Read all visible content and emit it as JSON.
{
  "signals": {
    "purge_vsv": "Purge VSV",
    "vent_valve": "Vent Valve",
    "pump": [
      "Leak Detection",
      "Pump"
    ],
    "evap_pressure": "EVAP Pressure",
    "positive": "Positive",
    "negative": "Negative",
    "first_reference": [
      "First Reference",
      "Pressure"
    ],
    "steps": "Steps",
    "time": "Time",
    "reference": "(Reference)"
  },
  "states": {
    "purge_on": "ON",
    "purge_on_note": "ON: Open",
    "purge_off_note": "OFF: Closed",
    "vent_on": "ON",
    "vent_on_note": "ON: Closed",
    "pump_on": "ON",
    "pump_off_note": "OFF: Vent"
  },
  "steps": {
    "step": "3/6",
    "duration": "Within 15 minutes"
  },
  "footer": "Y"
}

> **WHAT THE TASK REQUIRES**
Print the listing above in its entirety, with every line exact.

> **THE ANSWER**
Read all visible content and emit it as JSON.
{
  "signals": {
    "purge_vsv": "Purge VSV",
    "vent_valve": "Vent Valve",
    "pump": [
      "Leak Detection",
      "Pump"
    ],
    "evap_pressure": "EVAP Pressure",
    "positive": "Positive",
    "negative": "Negative",
    "first_reference": [
      "First Reference",
      "Pressure"
    ],
    "steps": "Steps",
    "time": "Time",
    "reference": "(Reference)"
  },
  "states": {
    "purge_on": "ON",
    "purge_on_note": "ON: Open",
    "purge_off_note": "OFF: Closed",
    "vent_on": "ON",
    "vent_on_note": "ON: Closed",
    "pump_on": "ON",
    "pump_off_note": "OFF: Vent"
  },
  "steps": {
    "step": "3/6",
    "duration": "Within 15 minutes"
  },
  "footer": "Y"
}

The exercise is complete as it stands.